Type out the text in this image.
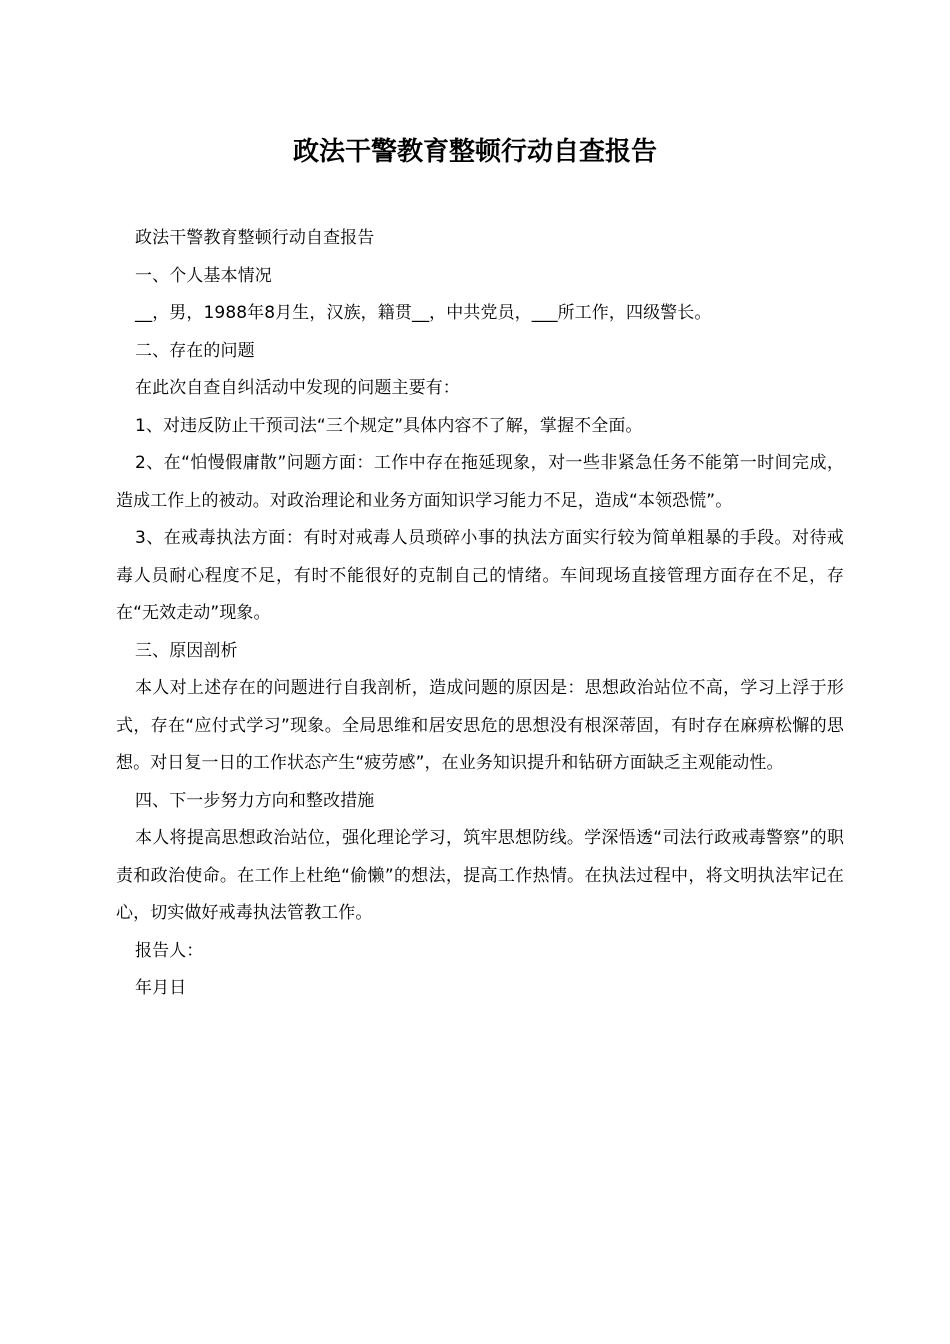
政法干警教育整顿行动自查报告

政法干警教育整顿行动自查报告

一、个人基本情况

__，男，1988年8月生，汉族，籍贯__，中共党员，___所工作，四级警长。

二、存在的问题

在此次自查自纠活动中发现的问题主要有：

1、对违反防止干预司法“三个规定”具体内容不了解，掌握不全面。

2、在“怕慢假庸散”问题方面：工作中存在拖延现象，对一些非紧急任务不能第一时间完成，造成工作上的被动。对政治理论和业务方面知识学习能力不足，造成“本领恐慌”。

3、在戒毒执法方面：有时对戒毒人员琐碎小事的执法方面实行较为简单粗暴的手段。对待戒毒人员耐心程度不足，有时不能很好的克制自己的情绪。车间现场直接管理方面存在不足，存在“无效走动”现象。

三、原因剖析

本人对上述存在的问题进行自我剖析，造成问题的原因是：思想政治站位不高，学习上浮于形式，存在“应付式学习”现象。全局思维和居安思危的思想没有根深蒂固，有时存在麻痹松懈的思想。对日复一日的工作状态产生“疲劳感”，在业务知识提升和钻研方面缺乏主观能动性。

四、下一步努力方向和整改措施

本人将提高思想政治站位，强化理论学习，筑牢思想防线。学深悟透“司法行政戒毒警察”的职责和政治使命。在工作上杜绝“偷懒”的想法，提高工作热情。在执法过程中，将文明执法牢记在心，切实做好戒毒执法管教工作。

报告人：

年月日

⁂

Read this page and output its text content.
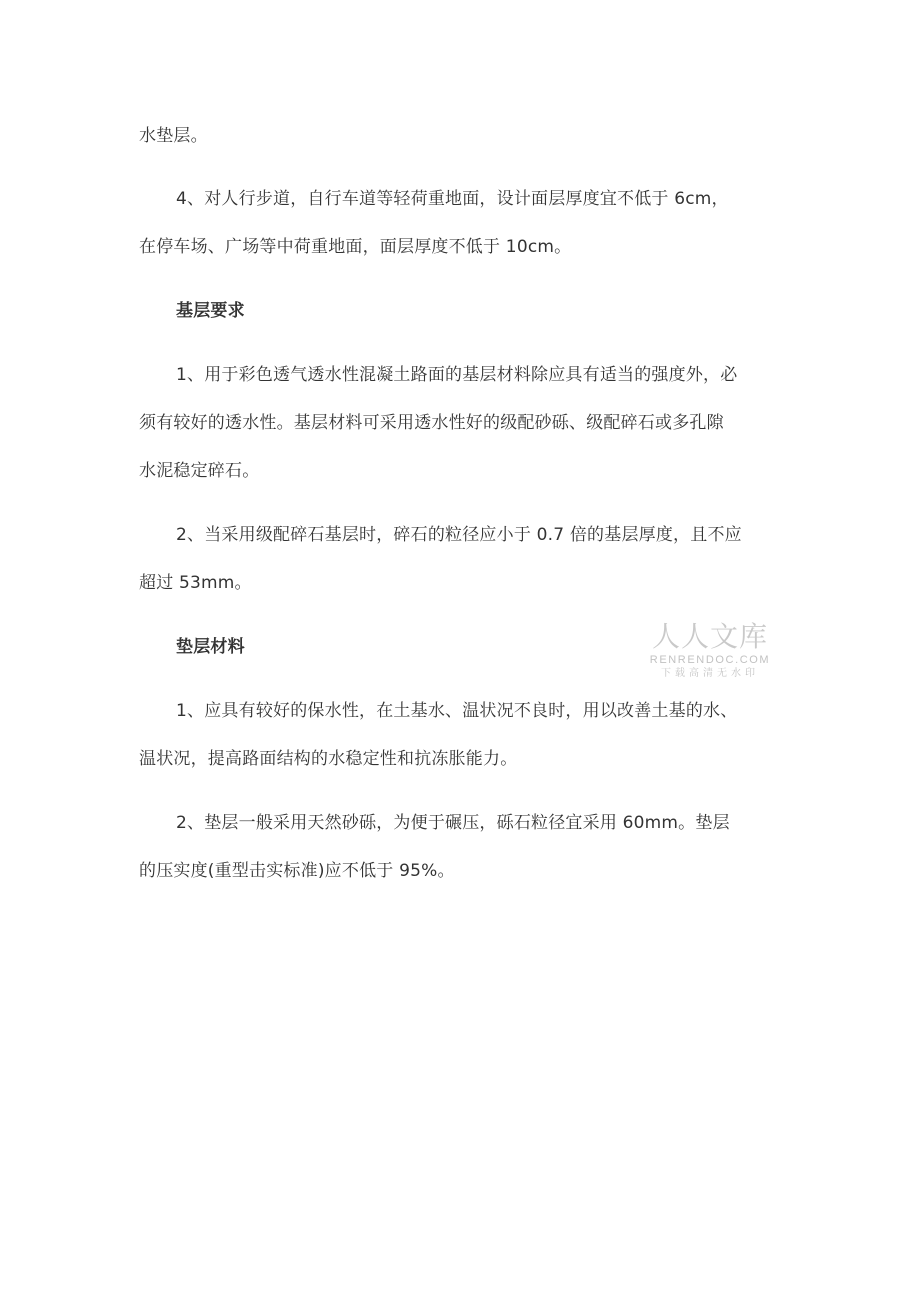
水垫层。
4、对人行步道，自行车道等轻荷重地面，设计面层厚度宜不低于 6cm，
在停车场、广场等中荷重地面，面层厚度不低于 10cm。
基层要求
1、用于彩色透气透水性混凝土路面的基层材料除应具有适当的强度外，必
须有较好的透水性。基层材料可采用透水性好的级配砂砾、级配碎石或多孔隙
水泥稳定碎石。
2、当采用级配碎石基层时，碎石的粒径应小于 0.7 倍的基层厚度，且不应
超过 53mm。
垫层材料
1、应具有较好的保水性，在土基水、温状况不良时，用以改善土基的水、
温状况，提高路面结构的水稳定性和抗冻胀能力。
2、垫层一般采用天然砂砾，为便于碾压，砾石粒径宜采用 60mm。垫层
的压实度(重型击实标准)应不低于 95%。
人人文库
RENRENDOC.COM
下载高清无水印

⁂

_AIM:_
How many lines in the listing above contain the string "text"? Answer with the number only.

_SOLUTION FOR THIS EXERCISE:_
2